• OBJECTIVE:
For the copy, please give all of the data again exactly and leave the pictures out.

• INFORMATION PROVIDED:
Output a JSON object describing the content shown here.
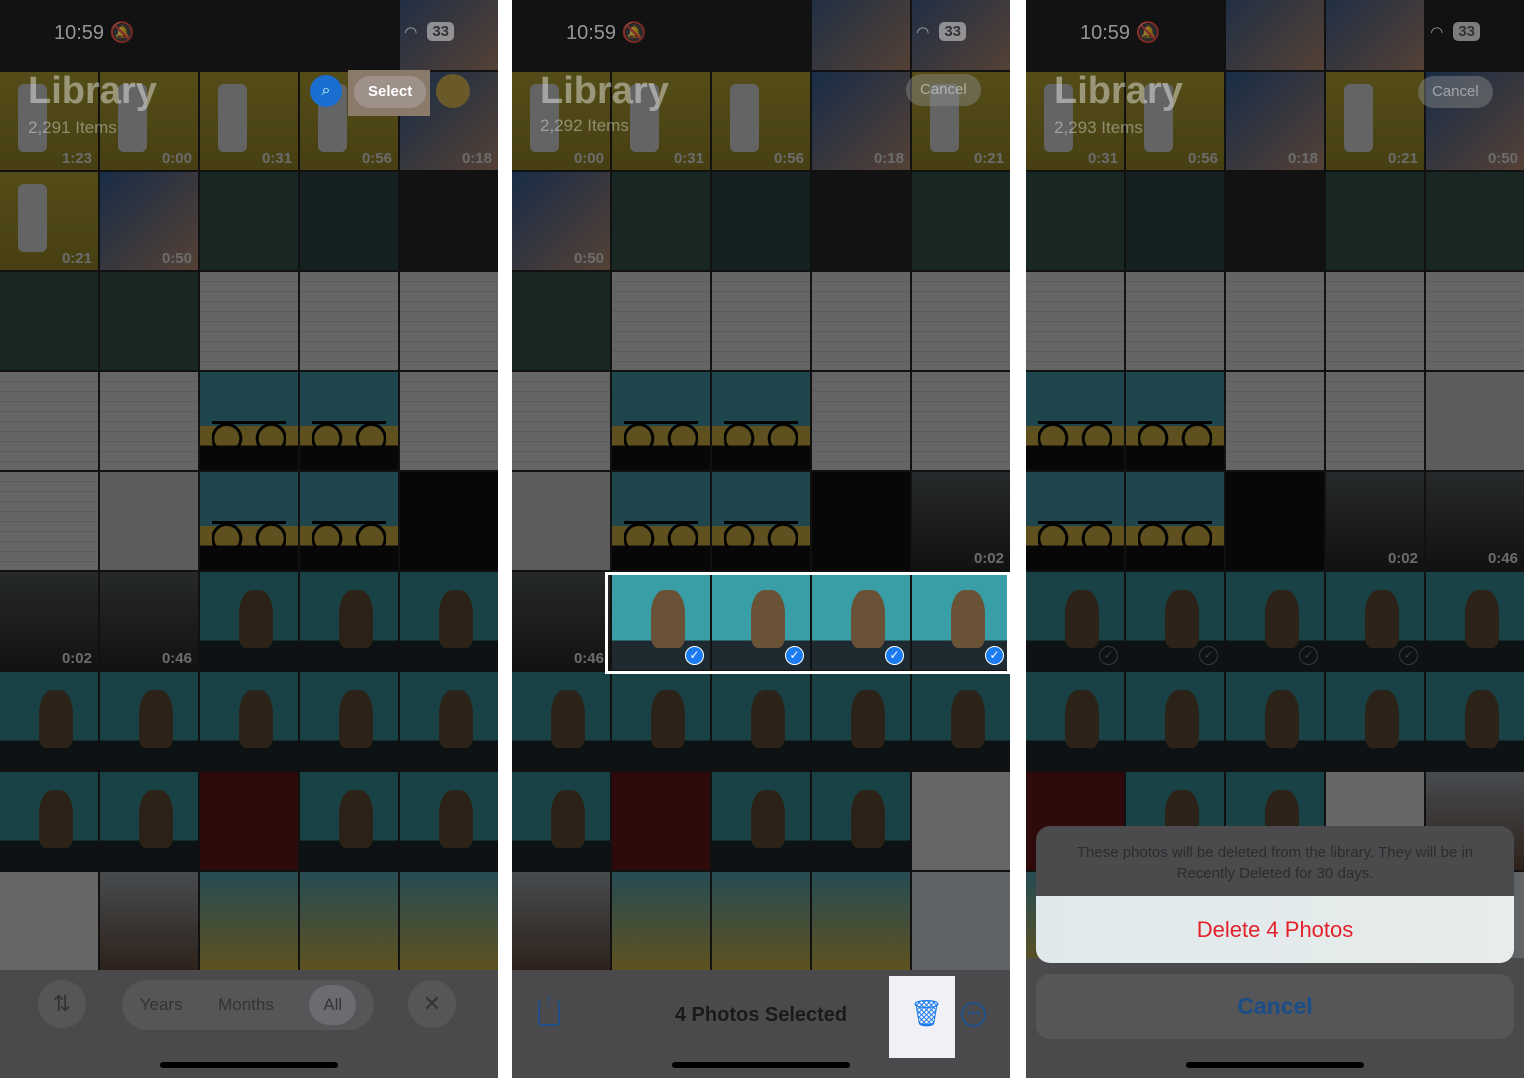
{
  "status": {
    "time": "10:59",
    "battery": "33"
  },
  "panels": [
    {
      "title": "Library",
      "count": "2,291 Items",
      "top_button": "Select",
      "tiles": [
        [
          "settings-dark",
          ""
        ],
        [
          "settings-dark",
          ""
        ],
        [
          "settings-dark",
          ""
        ],
        [
          "settings-dark",
          ""
        ],
        [
          "hand",
          ""
        ],
        [
          "phone",
          "1:23"
        ],
        [
          "phone",
          "0:00"
        ],
        [
          "phone",
          "0:31"
        ],
        [
          "phone",
          "0:56"
        ],
        [
          "hand",
          "0:18"
        ],
        [
          "phone",
          "0:21"
        ],
        [
          "hand",
          "0:50"
        ],
        [
          "cc",
          ""
        ],
        [
          "cc-apps",
          ""
        ],
        [
          "settings-dark",
          ""
        ],
        [
          "cc",
          ""
        ],
        [
          "cc",
          ""
        ],
        [
          "settings",
          ""
        ],
        [
          "settings",
          ""
        ],
        [
          "settings",
          ""
        ],
        [
          "settings",
          ""
        ],
        [
          "settings",
          ""
        ],
        [
          "bike",
          ""
        ],
        [
          "bike",
          ""
        ],
        [
          "settings",
          ""
        ],
        [
          "settings",
          ""
        ],
        [
          "mac",
          ""
        ],
        [
          "bike",
          ""
        ],
        [
          "bike",
          ""
        ],
        [
          "watch",
          ""
        ],
        [
          "phone-dark",
          "0:02"
        ],
        [
          "phone-dark",
          "0:46"
        ],
        [
          "groot",
          ""
        ],
        [
          "groot",
          ""
        ],
        [
          "groot",
          ""
        ],
        [
          "groot",
          ""
        ],
        [
          "groot",
          ""
        ],
        [
          "groot",
          ""
        ],
        [
          "groot",
          ""
        ],
        [
          "groot",
          ""
        ],
        [
          "groot",
          ""
        ],
        [
          "groot",
          ""
        ],
        [
          "red",
          ""
        ],
        [
          "groot",
          ""
        ],
        [
          "groot",
          ""
        ],
        [
          "mail",
          ""
        ],
        [
          "person",
          ""
        ],
        [
          "app",
          ""
        ],
        [
          "app",
          ""
        ],
        [
          "app",
          ""
        ]
      ],
      "bottom": {
        "segments": [
          "Years",
          "Months",
          "All"
        ],
        "active": "All"
      }
    },
    {
      "title": "Library",
      "count": "2,292 Items",
      "top_button": "Cancel",
      "tiles": [
        [
          "settings-dark",
          ""
        ],
        [
          "settings-dark",
          ""
        ],
        [
          "settings-dark",
          ""
        ],
        [
          "hand",
          ""
        ],
        [
          "hand",
          ""
        ],
        [
          "phone",
          "0:00"
        ],
        [
          "phone",
          "0:31"
        ],
        [
          "phone",
          "0:56"
        ],
        [
          "hand",
          "0:18"
        ],
        [
          "phone",
          "0:21"
        ],
        [
          "hand",
          "0:50"
        ],
        [
          "cc",
          ""
        ],
        [
          "cc-apps",
          ""
        ],
        [
          "settings-dark",
          ""
        ],
        [
          "cc",
          ""
        ],
        [
          "cc",
          ""
        ],
        [
          "settings",
          ""
        ],
        [
          "settings",
          ""
        ],
        [
          "settings",
          ""
        ],
        [
          "settings",
          ""
        ],
        [
          "settings",
          ""
        ],
        [
          "bike",
          ""
        ],
        [
          "bike",
          ""
        ],
        [
          "settings",
          ""
        ],
        [
          "settings",
          ""
        ],
        [
          "mac",
          ""
        ],
        [
          "bike",
          ""
        ],
        [
          "bike",
          ""
        ],
        [
          "watch",
          ""
        ],
        [
          "phone-dark",
          "0:02"
        ],
        [
          "phone-dark",
          "0:46"
        ],
        [
          "groot",
          "sel"
        ],
        [
          "groot",
          "sel"
        ],
        [
          "groot",
          "sel"
        ],
        [
          "groot",
          "sel"
        ],
        [
          "groot",
          ""
        ],
        [
          "groot",
          ""
        ],
        [
          "groot",
          ""
        ],
        [
          "groot",
          ""
        ],
        [
          "groot",
          ""
        ],
        [
          "groot",
          ""
        ],
        [
          "red",
          ""
        ],
        [
          "groot",
          ""
        ],
        [
          "groot",
          ""
        ],
        [
          "mail",
          ""
        ],
        [
          "person",
          ""
        ],
        [
          "app",
          ""
        ],
        [
          "app",
          ""
        ],
        [
          "app",
          ""
        ],
        [
          "grid",
          ""
        ]
      ],
      "bottom": {
        "selected_text": "4 Photos Selected"
      }
    },
    {
      "title": "Library",
      "count": "2,293 Items",
      "top_button": "Cancel",
      "tiles": [
        [
          "settings-dark",
          ""
        ],
        [
          "settings-dark",
          ""
        ],
        [
          "hand",
          ""
        ],
        [
          "hand",
          ""
        ],
        [
          "settings-dark",
          ""
        ],
        [
          "phone",
          "0:31"
        ],
        [
          "phone",
          "0:56"
        ],
        [
          "hand",
          "0:18"
        ],
        [
          "phone",
          "0:21"
        ],
        [
          "hand",
          "0:50"
        ],
        [
          "cc",
          ""
        ],
        [
          "cc-apps",
          ""
        ],
        [
          "settings-dark",
          ""
        ],
        [
          "cc",
          ""
        ],
        [
          "cc",
          ""
        ],
        [
          "settings",
          ""
        ],
        [
          "settings",
          ""
        ],
        [
          "settings",
          ""
        ],
        [
          "settings",
          ""
        ],
        [
          "settings",
          ""
        ],
        [
          "bike",
          ""
        ],
        [
          "bike",
          ""
        ],
        [
          "settings",
          ""
        ],
        [
          "settings",
          ""
        ],
        [
          "mac",
          ""
        ],
        [
          "bike",
          ""
        ],
        [
          "bike",
          ""
        ],
        [
          "watch",
          ""
        ],
        [
          "phone-dark",
          "0:02"
        ],
        [
          "phone-dark",
          "0:46"
        ],
        [
          "groot",
          "dim"
        ],
        [
          "groot",
          "dim"
        ],
        [
          "groot",
          "dim"
        ],
        [
          "groot",
          "dim"
        ],
        [
          "groot",
          ""
        ],
        [
          "groot",
          ""
        ],
        [
          "groot",
          ""
        ],
        [
          "groot",
          ""
        ],
        [
          "groot",
          ""
        ],
        [
          "groot",
          ""
        ],
        [
          "red",
          ""
        ],
        [
          "groot",
          ""
        ],
        [
          "groot",
          ""
        ],
        [
          "mail",
          ""
        ],
        [
          "person",
          ""
        ],
        [
          "app",
          ""
        ],
        [
          "app",
          ""
        ],
        [
          "app",
          ""
        ],
        [
          "grid",
          ""
        ],
        [
          "grid",
          ""
        ]
      ],
      "sheet": {
        "message": "These photos will be deleted from the library. They will be in Recently Deleted for 30 days.",
        "delete_label": "Delete 4 Photos",
        "cancel_label": "Cancel"
      }
    }
  ],
  "colors": {
    "accent": "#1a7cf0",
    "destructive": "#e3222b"
  }
}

• ANSWER TO THIS PROBLEM:
Output a JSON object describing the content shown here.
{
  "status": {
    "time": "10:59",
    "battery": "33"
  },
  "panels": [
    {
      "title": "Library",
      "count": "2,291 Items",
      "top_button": "Select",
      "tiles": [
        [
          "settings-dark",
          ""
        ],
        [
          "settings-dark",
          ""
        ],
        [
          "settings-dark",
          ""
        ],
        [
          "settings-dark",
          ""
        ],
        [
          "hand",
          ""
        ],
        [
          "phone",
          "1:23"
        ],
        [
          "phone",
          "0:00"
        ],
        [
          "phone",
          "0:31"
        ],
        [
          "phone",
          "0:56"
        ],
        [
          "hand",
          "0:18"
        ],
        [
          "phone",
          "0:21"
        ],
        [
          "hand",
          "0:50"
        ],
        [
          "cc",
          ""
        ],
        [
          "cc-apps",
          ""
        ],
        [
          "settings-dark",
          ""
        ],
        [
          "cc",
          ""
        ],
        [
          "cc",
          ""
        ],
        [
          "settings",
          ""
        ],
        [
          "settings",
          ""
        ],
        [
          "settings",
          ""
        ],
        [
          "settings",
          ""
        ],
        [
          "settings",
          ""
        ],
        [
          "bike",
          ""
        ],
        [
          "bike",
          ""
        ],
        [
          "settings",
          ""
        ],
        [
          "settings",
          ""
        ],
        [
          "mac",
          ""
        ],
        [
          "bike",
          ""
        ],
        [
          "bike",
          ""
        ],
        [
          "watch",
          ""
        ],
        [
          "phone-dark",
          "0:02"
        ],
        [
          "phone-dark",
          "0:46"
        ],
        [
          "groot",
          ""
        ],
        [
          "groot",
          ""
        ],
        [
          "groot",
          ""
        ],
        [
          "groot",
          ""
        ],
        [
          "groot",
          ""
        ],
        [
          "groot",
          ""
        ],
        [
          "groot",
          ""
        ],
        [
          "groot",
          ""
        ],
        [
          "groot",
          ""
        ],
        [
          "groot",
          ""
        ],
        [
          "red",
          ""
        ],
        [
          "groot",
          ""
        ],
        [
          "groot",
          ""
        ],
        [
          "mail",
          ""
        ],
        [
          "person",
          ""
        ],
        [
          "app",
          ""
        ],
        [
          "app",
          ""
        ],
        [
          "app",
          ""
        ]
      ],
      "bottom": {
        "segments": [
          "Years",
          "Months",
          "All"
        ],
        "active": "All"
      }
    },
    {
      "title": "Library",
      "count": "2,292 Items",
      "top_button": "Cancel",
      "tiles": [
        [
          "settings-dark",
          ""
        ],
        [
          "settings-dark",
          ""
        ],
        [
          "settings-dark",
          ""
        ],
        [
          "hand",
          ""
        ],
        [
          "hand",
          ""
        ],
        [
          "phone",
          "0:00"
        ],
        [
          "phone",
          "0:31"
        ],
        [
          "phone",
          "0:56"
        ],
        [
          "hand",
          "0:18"
        ],
        [
          "phone",
          "0:21"
        ],
        [
          "hand",
          "0:50"
        ],
        [
          "cc",
          ""
        ],
        [
          "cc-apps",
          ""
        ],
        [
          "settings-dark",
          ""
        ],
        [
          "cc",
          ""
        ],
        [
          "cc",
          ""
        ],
        [
          "settings",
          ""
        ],
        [
          "settings",
          ""
        ],
        [
          "settings",
          ""
        ],
        [
          "settings",
          ""
        ],
        [
          "settings",
          ""
        ],
        [
          "bike",
          ""
        ],
        [
          "bike",
          ""
        ],
        [
          "settings",
          ""
        ],
        [
          "settings",
          ""
        ],
        [
          "mac",
          ""
        ],
        [
          "bike",
          ""
        ],
        [
          "bike",
          ""
        ],
        [
          "watch",
          ""
        ],
        [
          "phone-dark",
          "0:02"
        ],
        [
          "phone-dark",
          "0:46"
        ],
        [
          "groot",
          "sel"
        ],
        [
          "groot",
          "sel"
        ],
        [
          "groot",
          "sel"
        ],
        [
          "groot",
          "sel"
        ],
        [
          "groot",
          ""
        ],
        [
          "groot",
          ""
        ],
        [
          "groot",
          ""
        ],
        [
          "groot",
          ""
        ],
        [
          "groot",
          ""
        ],
        [
          "groot",
          ""
        ],
        [
          "red",
          ""
        ],
        [
          "groot",
          ""
        ],
        [
          "groot",
          ""
        ],
        [
          "mail",
          ""
        ],
        [
          "person",
          ""
        ],
        [
          "app",
          ""
        ],
        [
          "app",
          ""
        ],
        [
          "app",
          ""
        ],
        [
          "grid",
          ""
        ]
      ],
      "bottom": {
        "selected_text": "4 Photos Selected"
      }
    },
    {
      "title": "Library",
      "count": "2,293 Items",
      "top_button": "Cancel",
      "tiles": [
        [
          "settings-dark",
          ""
        ],
        [
          "settings-dark",
          ""
        ],
        [
          "hand",
          ""
        ],
        [
          "hand",
          ""
        ],
        [
          "settings-dark",
          ""
        ],
        [
          "phone",
          "0:31"
        ],
        [
          "phone",
          "0:56"
        ],
        [
          "hand",
          "0:18"
        ],
        [
          "phone",
          "0:21"
        ],
        [
          "hand",
          "0:50"
        ],
        [
          "cc",
          ""
        ],
        [
          "cc-apps",
          ""
        ],
        [
          "settings-dark",
          ""
        ],
        [
          "cc",
          ""
        ],
        [
          "cc",
          ""
        ],
        [
          "settings",
          ""
        ],
        [
          "settings",
          ""
        ],
        [
          "settings",
          ""
        ],
        [
          "settings",
          ""
        ],
        [
          "settings",
          ""
        ],
        [
          "bike",
          ""
        ],
        [
          "bike",
          ""
        ],
        [
          "settings",
          ""
        ],
        [
          "settings",
          ""
        ],
        [
          "mac",
          ""
        ],
        [
          "bike",
          ""
        ],
        [
          "bike",
          ""
        ],
        [
          "watch",
          ""
        ],
        [
          "phone-dark",
          "0:02"
        ],
        [
          "phone-dark",
          "0:46"
        ],
        [
          "groot",
          "dim"
        ],
        [
          "groot",
          "dim"
        ],
        [
          "groot",
          "dim"
        ],
        [
          "groot",
          "dim"
        ],
        [
          "groot",
          ""
        ],
        [
          "groot",
          ""
        ],
        [
          "groot",
          ""
        ],
        [
          "groot",
          ""
        ],
        [
          "groot",
          ""
        ],
        [
          "groot",
          ""
        ],
        [
          "red",
          ""
        ],
        [
          "groot",
          ""
        ],
        [
          "groot",
          ""
        ],
        [
          "mail",
          ""
        ],
        [
          "person",
          ""
        ],
        [
          "app",
          ""
        ],
        [
          "app",
          ""
        ],
        [
          "app",
          ""
        ],
        [
          "grid",
          ""
        ],
        [
          "grid",
          ""
        ]
      ],
      "sheet": {
        "message": "These photos will be deleted from the library. They will be in Recently Deleted for 30 days.",
        "delete_label": "Delete 4 Photos",
        "cancel_label": "Cancel"
      }
    }
  ],
  "colors": {
    "accent": "#1a7cf0",
    "destructive": "#e3222b"
  }
}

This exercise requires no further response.